▼

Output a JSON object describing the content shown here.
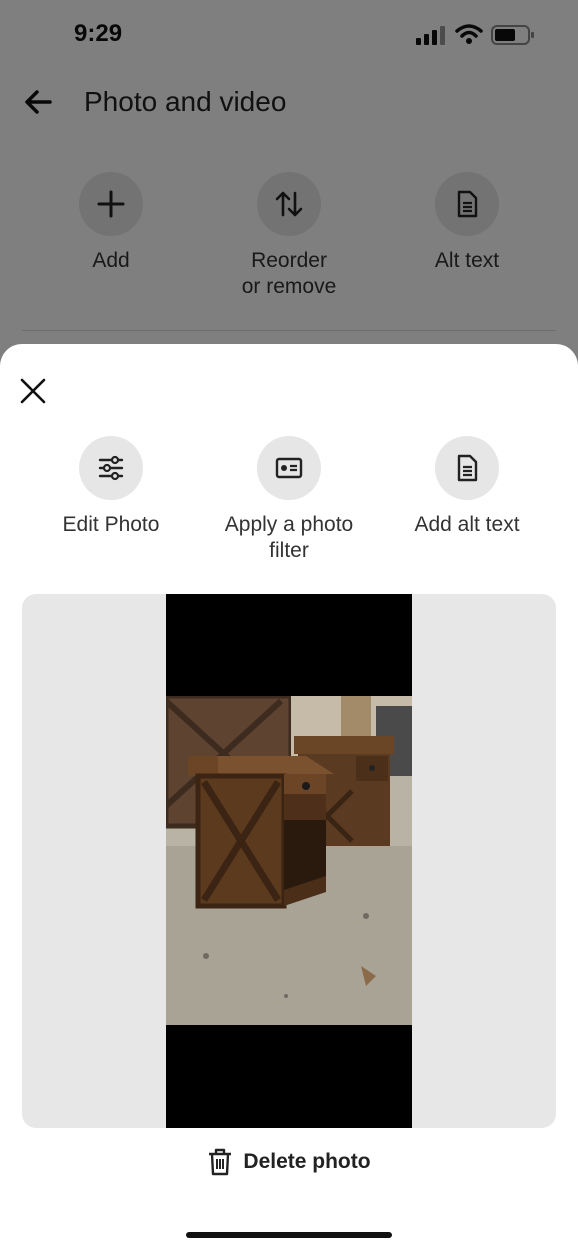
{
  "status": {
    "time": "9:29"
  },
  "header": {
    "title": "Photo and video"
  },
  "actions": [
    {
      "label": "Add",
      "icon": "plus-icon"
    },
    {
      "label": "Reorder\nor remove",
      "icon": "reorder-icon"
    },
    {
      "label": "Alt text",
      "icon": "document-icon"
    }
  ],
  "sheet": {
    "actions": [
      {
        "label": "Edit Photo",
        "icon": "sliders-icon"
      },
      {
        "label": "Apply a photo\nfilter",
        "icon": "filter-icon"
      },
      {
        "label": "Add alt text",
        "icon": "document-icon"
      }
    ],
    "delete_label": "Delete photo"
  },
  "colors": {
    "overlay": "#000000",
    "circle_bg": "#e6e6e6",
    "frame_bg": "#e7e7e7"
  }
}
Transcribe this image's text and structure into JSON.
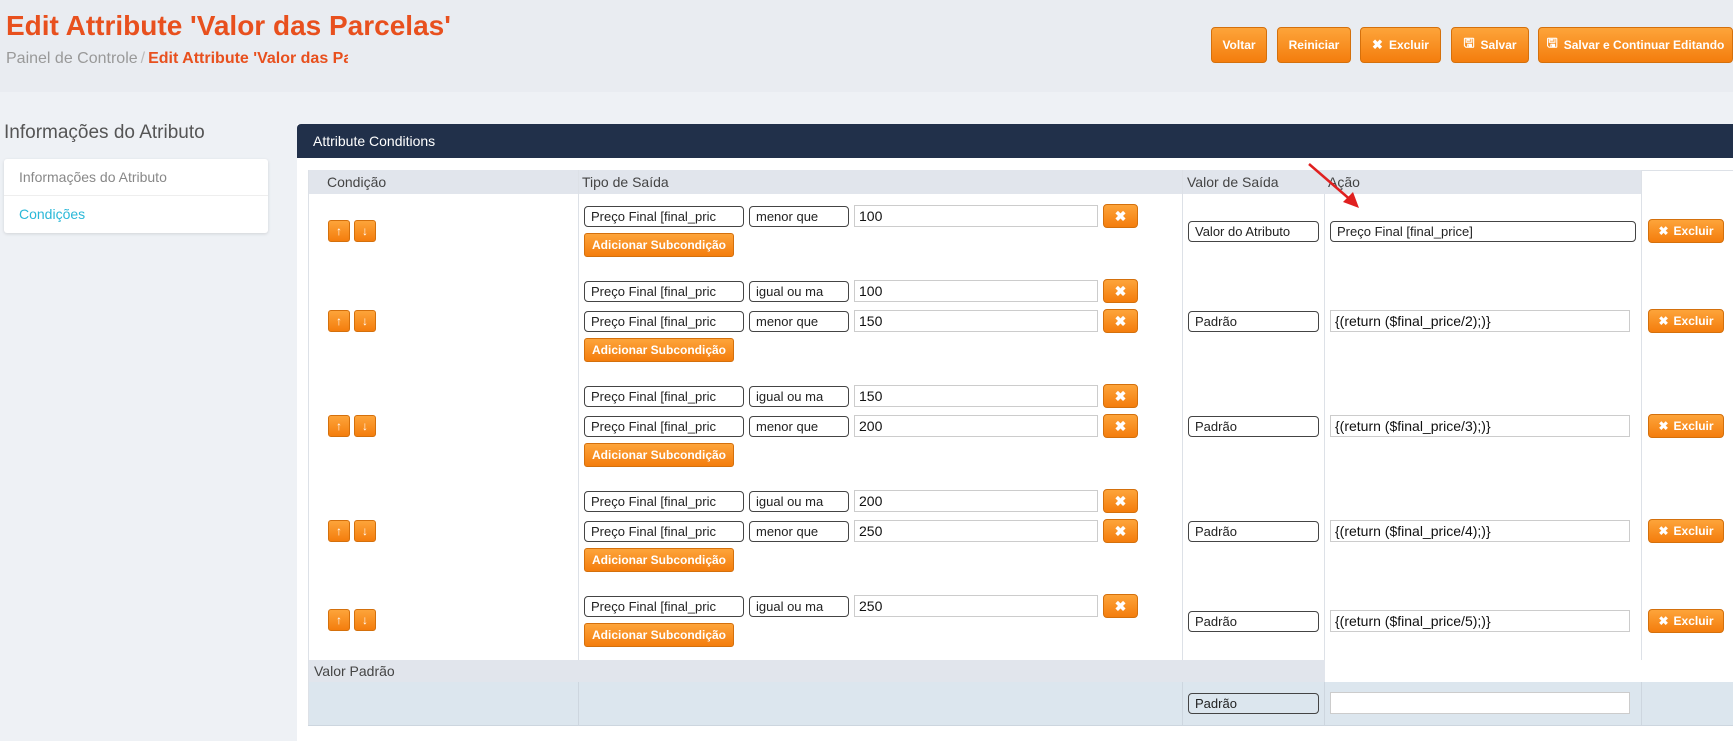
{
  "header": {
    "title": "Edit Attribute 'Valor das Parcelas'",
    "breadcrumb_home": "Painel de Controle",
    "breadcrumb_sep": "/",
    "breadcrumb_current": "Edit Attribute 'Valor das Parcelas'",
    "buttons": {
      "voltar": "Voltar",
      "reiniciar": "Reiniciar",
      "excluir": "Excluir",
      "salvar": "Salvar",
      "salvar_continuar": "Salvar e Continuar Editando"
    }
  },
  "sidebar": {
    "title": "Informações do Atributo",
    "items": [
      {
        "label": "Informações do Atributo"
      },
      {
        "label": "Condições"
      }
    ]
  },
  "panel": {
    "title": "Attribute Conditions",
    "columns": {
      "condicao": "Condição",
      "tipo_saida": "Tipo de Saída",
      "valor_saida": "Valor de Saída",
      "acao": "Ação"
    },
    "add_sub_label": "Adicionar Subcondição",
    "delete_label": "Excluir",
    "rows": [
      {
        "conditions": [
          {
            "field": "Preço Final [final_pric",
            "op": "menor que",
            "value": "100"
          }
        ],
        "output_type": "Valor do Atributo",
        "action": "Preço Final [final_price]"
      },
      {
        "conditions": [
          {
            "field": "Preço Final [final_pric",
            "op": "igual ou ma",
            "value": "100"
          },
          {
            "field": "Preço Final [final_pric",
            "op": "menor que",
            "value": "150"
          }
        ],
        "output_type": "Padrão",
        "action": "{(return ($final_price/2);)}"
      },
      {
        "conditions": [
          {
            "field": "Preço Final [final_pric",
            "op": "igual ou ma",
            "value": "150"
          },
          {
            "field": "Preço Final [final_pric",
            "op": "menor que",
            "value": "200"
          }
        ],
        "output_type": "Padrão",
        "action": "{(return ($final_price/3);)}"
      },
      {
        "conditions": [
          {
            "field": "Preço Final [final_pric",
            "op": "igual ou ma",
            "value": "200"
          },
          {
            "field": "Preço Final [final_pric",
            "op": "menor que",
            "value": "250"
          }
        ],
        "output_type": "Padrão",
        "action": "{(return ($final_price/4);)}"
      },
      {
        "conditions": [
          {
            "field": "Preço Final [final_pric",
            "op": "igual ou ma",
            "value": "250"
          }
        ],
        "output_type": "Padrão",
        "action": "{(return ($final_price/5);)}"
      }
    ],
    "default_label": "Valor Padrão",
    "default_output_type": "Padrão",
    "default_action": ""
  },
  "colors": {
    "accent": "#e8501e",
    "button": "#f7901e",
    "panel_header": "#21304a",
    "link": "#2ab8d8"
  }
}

▲

**Exercise aim**
Return the whole listing, word for word, and leave out every picture.

**Expected answer**
Output a JSON object describing the content shown here.
{
  "status": {
    "time": "9:29"
  },
  "header": {
    "title": "Photo and video"
  },
  "actions": [
    {
      "label": "Add",
      "icon": "plus-icon"
    },
    {
      "label": "Reorder\nor remove",
      "icon": "reorder-icon"
    },
    {
      "label": "Alt text",
      "icon": "document-icon"
    }
  ],
  "sheet": {
    "actions": [
      {
        "label": "Edit Photo",
        "icon": "sliders-icon"
      },
      {
        "label": "Apply a photo\nfilter",
        "icon": "filter-icon"
      },
      {
        "label": "Add alt text",
        "icon": "document-icon"
      }
    ],
    "delete_label": "Delete photo"
  },
  "colors": {
    "overlay": "#000000",
    "circle_bg": "#e6e6e6",
    "frame_bg": "#e7e7e7"
  }
}
Transcribe this image's text and structure into JSON.
{
  "header": {
    "title": "Edit Attribute 'Valor das Parcelas'",
    "breadcrumb_home": "Painel de Controle",
    "breadcrumb_sep": "/",
    "breadcrumb_current": "Edit Attribute 'Valor das Parcelas'",
    "buttons": {
      "voltar": "Voltar",
      "reiniciar": "Reiniciar",
      "excluir": "Excluir",
      "salvar": "Salvar",
      "salvar_continuar": "Salvar e Continuar Editando"
    }
  },
  "sidebar": {
    "title": "Informações do Atributo",
    "items": [
      {
        "label": "Informações do Atributo"
      },
      {
        "label": "Condições"
      }
    ]
  },
  "panel": {
    "title": "Attribute Conditions",
    "columns": {
      "condicao": "Condição",
      "tipo_saida": "Tipo de Saída",
      "valor_saida": "Valor de Saída",
      "acao": "Ação"
    },
    "add_sub_label": "Adicionar Subcondição",
    "delete_label": "Excluir",
    "rows": [
      {
        "conditions": [
          {
            "field": "Preço Final [final_pric",
            "op": "menor que",
            "value": "100"
          }
        ],
        "output_type": "Valor do Atributo",
        "action": "Preço Final [final_price]"
      },
      {
        "conditions": [
          {
            "field": "Preço Final [final_pric",
            "op": "igual ou ma",
            "value": "100"
          },
          {
            "field": "Preço Final [final_pric",
            "op": "menor que",
            "value": "150"
          }
        ],
        "output_type": "Padrão",
        "action": "{(return ($final_price/2);)}"
      },
      {
        "conditions": [
          {
            "field": "Preço Final [final_pric",
            "op": "igual ou ma",
            "value": "150"
          },
          {
            "field": "Preço Final [final_pric",
            "op": "menor que",
            "value": "200"
          }
        ],
        "output_type": "Padrão",
        "action": "{(return ($final_price/3);)}"
      },
      {
        "conditions": [
          {
            "field": "Preço Final [final_pric",
            "op": "igual ou ma",
            "value": "200"
          },
          {
            "field": "Preço Final [final_pric",
            "op": "menor que",
            "value": "250"
          }
        ],
        "output_type": "Padrão",
        "action": "{(return ($final_price/4);)}"
      },
      {
        "conditions": [
          {
            "field": "Preço Final [final_pric",
            "op": "igual ou ma",
            "value": "250"
          }
        ],
        "output_type": "Padrão",
        "action": "{(return ($final_price/5);)}"
      }
    ],
    "default_label": "Valor Padrão",
    "default_output_type": "Padrão",
    "default_action": ""
  },
  "colors": {
    "accent": "#e8501e",
    "button": "#f7901e",
    "panel_header": "#21304a",
    "link": "#2ab8d8"
  }
}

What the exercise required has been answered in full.